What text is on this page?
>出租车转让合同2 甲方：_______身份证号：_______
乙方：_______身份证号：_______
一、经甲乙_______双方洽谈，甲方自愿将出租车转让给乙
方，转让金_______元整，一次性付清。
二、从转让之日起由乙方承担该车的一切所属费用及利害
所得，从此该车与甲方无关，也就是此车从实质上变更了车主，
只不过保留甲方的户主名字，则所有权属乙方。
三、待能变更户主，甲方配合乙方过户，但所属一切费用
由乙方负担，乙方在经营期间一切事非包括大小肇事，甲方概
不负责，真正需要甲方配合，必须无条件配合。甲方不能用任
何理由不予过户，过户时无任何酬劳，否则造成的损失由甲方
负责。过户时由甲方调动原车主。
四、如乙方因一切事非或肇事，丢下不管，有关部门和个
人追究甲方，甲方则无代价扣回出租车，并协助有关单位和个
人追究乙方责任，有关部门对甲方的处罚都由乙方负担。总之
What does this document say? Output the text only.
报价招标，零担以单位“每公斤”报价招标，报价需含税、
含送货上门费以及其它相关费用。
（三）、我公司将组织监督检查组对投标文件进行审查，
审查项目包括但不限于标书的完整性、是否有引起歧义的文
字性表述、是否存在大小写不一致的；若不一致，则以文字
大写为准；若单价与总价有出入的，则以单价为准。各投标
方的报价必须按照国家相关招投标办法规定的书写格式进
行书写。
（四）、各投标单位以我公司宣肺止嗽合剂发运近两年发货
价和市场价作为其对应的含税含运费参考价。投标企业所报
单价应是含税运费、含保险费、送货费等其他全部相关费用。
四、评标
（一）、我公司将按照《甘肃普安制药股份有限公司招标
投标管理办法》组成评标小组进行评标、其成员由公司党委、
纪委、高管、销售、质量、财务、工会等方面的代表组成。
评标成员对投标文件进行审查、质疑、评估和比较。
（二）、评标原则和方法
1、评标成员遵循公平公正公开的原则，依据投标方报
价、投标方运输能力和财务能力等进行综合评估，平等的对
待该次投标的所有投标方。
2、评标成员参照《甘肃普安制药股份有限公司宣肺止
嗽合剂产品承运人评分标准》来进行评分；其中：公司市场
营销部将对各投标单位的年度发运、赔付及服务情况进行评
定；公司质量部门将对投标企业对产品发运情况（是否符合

### [Exercise goal]
Repeat each record exactly. Omit nothing.

### [Finished task]
What text is on this page?
>出租车转让合同2 甲方：_______身份证号：_______
乙方：_______身份证号：_______
一、经甲乙_______双方洽谈，甲方自愿将出租车转让给乙
方，转让金_______元整，一次性付清。
二、从转让之日起由乙方承担该车的一切所属费用及利害
所得，从此该车与甲方无关，也就是此车从实质上变更了车主，
只不过保留甲方的户主名字，则所有权属乙方。
三、待能变更户主，甲方配合乙方过户，但所属一切费用
由乙方负担，乙方在经营期间一切事非包括大小肇事，甲方概
不负责，真正需要甲方配合，必须无条件配合。甲方不能用任
何理由不予过户，过户时无任何酬劳，否则造成的损失由甲方
负责。过户时由甲方调动原车主。
四、如乙方因一切事非或肇事，丢下不管，有关部门和个
人追究甲方，甲方则无代价扣回出租车，并协助有关单位和个
人追究乙方责任，有关部门对甲方的处罚都由乙方负担。总之
What does this document say? Output the text only.
报价招标，零担以单位“每公斤”报价招标，报价需含税、
含送货上门费以及其它相关费用。
（三）、我公司将组织监督检查组对投标文件进行审查，
审查项目包括但不限于标书的完整性、是否有引起歧义的文
字性表述、是否存在大小写不一致的；若不一致，则以文字
大写为准；若单价与总价有出入的，则以单价为准。各投标
方的报价必须按照国家相关招投标办法规定的书写格式进
行书写。
（四）、各投标单位以我公司宣肺止嗽合剂发运近两年发货
价和市场价作为其对应的含税含运费参考价。投标企业所报
单价应是含税运费、含保险费、送货费等其他全部相关费用。
四、评标
（一）、我公司将按照《甘肃普安制药股份有限公司招标
投标管理办法》组成评标小组进行评标、其成员由公司党委、
纪委、高管、销售、质量、财务、工会等方面的代表组成。
评标成员对投标文件进行审查、质疑、评估和比较。
（二）、评标原则和方法
1、评标成员遵循公平公正公开的原则，依据投标方报
价、投标方运输能力和财务能力等进行综合评估，平等的对
待该次投标的所有投标方。
2、评标成员参照《甘肃普安制药股份有限公司宣肺止
嗽合剂产品承运人评分标准》来进行评分；其中：公司市场
营销部将对各投标单位的年度发运、赔付及服务情况进行评
定；公司质量部门将对投标企业对产品发运情况（是否符合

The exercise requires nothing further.